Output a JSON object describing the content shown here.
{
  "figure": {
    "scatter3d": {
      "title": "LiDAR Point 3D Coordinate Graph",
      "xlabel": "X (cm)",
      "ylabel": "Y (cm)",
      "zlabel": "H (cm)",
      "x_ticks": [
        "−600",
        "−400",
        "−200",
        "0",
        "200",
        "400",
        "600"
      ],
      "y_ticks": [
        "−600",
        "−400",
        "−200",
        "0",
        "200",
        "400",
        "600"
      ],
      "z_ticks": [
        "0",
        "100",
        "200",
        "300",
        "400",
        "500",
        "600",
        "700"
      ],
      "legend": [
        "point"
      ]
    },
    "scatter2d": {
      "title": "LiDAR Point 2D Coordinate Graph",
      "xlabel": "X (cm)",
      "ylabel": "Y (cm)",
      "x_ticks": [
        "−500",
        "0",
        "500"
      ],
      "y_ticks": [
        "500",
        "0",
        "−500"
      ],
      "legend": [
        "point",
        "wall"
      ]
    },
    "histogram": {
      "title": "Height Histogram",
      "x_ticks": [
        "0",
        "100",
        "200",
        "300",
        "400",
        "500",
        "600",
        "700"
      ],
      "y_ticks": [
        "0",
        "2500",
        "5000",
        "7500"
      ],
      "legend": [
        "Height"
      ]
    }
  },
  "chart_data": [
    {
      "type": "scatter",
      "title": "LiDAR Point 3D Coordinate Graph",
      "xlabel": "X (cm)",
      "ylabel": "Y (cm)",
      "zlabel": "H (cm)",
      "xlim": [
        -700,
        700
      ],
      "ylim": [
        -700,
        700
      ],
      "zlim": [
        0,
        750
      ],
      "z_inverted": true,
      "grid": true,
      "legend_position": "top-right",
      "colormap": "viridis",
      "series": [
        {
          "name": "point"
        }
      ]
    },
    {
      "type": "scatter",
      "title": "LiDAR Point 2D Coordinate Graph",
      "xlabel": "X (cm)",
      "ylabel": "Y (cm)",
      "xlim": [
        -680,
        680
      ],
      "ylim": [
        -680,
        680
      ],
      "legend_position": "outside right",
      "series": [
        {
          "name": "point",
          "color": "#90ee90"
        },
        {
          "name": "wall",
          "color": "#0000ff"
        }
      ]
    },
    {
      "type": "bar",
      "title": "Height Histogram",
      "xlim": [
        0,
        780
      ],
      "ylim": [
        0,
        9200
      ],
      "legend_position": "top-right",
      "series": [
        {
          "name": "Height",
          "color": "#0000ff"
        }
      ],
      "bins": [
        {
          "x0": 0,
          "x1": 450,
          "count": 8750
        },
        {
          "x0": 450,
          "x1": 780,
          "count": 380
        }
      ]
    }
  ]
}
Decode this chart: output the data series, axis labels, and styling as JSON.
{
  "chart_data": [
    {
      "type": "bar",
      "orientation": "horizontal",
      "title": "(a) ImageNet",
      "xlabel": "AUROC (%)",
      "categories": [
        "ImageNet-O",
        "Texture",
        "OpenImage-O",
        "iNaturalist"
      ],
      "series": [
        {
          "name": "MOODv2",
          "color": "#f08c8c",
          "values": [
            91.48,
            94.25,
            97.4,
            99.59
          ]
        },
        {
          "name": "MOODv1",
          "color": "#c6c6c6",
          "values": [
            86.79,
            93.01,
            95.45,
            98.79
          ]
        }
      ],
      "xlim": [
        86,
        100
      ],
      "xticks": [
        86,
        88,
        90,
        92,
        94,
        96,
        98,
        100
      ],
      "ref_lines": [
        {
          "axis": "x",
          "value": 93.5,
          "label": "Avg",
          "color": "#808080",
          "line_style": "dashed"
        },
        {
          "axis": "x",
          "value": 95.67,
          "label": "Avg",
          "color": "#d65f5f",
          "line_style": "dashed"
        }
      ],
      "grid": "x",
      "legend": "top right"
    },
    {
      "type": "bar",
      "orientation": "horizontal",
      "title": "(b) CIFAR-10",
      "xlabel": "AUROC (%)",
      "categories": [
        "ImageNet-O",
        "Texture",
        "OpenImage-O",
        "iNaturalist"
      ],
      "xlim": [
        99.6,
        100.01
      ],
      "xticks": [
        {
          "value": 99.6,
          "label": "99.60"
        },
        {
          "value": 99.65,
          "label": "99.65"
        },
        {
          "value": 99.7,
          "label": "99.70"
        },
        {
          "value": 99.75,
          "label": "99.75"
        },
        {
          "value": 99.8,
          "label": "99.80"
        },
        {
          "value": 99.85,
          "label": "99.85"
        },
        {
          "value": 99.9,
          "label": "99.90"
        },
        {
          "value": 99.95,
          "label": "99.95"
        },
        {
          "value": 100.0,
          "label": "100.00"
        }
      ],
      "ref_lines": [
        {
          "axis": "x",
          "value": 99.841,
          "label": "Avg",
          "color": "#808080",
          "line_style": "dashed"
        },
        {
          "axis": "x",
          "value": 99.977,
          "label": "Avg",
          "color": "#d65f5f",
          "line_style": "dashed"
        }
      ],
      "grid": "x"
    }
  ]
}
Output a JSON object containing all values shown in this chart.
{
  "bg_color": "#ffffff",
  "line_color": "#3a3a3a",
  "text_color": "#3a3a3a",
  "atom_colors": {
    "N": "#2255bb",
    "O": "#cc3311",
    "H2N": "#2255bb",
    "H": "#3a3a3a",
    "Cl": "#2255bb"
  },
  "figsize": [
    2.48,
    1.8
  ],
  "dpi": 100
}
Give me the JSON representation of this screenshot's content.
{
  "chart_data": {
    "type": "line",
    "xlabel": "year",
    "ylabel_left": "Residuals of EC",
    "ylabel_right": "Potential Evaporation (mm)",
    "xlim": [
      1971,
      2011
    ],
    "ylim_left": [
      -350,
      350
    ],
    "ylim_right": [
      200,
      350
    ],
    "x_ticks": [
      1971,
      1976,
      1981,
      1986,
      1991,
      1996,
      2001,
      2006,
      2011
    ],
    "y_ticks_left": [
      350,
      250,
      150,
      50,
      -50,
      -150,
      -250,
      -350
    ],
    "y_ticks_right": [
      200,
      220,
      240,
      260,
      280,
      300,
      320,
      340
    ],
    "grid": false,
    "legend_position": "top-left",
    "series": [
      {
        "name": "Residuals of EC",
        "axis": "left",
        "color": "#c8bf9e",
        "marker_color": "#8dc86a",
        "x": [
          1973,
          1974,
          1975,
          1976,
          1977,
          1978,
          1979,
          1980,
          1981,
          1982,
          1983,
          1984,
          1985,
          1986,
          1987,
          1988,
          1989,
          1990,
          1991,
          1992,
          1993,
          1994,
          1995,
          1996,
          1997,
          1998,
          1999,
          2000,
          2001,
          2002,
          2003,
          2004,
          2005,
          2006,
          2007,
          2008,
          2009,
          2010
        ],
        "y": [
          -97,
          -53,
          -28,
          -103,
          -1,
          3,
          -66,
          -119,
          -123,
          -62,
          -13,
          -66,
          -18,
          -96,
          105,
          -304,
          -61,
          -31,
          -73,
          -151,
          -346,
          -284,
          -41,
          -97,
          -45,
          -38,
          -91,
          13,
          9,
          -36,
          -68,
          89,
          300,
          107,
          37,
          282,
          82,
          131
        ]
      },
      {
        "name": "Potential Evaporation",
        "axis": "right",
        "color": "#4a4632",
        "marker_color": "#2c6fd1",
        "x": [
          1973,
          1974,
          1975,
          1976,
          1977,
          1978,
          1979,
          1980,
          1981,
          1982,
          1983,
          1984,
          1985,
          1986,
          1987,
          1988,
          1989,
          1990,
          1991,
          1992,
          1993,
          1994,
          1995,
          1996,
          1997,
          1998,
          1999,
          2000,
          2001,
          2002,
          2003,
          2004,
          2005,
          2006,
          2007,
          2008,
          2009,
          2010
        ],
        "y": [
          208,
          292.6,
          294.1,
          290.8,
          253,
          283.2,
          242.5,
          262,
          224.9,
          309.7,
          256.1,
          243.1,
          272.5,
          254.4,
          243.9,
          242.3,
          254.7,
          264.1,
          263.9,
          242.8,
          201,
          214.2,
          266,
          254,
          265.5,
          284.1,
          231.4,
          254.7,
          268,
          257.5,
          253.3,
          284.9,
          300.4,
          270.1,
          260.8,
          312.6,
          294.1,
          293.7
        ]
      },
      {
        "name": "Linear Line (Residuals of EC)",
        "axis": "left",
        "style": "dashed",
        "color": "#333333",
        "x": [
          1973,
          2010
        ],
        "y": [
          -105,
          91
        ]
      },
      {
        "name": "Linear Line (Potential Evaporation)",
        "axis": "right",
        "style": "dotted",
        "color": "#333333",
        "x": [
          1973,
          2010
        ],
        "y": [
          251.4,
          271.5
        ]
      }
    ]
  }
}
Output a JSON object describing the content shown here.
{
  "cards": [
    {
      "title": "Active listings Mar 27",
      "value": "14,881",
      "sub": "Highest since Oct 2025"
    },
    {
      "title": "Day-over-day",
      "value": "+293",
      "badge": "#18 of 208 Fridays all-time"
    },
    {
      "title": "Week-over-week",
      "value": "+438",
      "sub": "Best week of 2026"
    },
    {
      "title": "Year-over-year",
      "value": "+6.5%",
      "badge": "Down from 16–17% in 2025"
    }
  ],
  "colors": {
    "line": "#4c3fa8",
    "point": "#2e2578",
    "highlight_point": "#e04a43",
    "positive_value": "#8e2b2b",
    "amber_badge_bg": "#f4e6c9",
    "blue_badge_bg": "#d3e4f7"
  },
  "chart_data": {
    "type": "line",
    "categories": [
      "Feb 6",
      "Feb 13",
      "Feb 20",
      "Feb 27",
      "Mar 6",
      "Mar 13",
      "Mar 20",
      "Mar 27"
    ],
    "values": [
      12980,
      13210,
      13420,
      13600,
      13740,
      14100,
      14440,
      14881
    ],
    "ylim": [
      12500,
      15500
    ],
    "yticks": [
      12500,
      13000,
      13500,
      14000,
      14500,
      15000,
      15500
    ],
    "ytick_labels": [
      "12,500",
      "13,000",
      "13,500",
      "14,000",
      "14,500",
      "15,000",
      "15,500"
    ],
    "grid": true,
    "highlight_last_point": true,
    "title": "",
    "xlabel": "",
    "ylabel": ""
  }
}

##############################

Stated task: Look through the material above. Copy each line where the word "this" appears.

Finished answer:
Decode this chart: output the data series, axis labels, and styling as JSON.
Output a JSON object containing all values shown in this chart.
Give me the JSON representation of this screenshot's content.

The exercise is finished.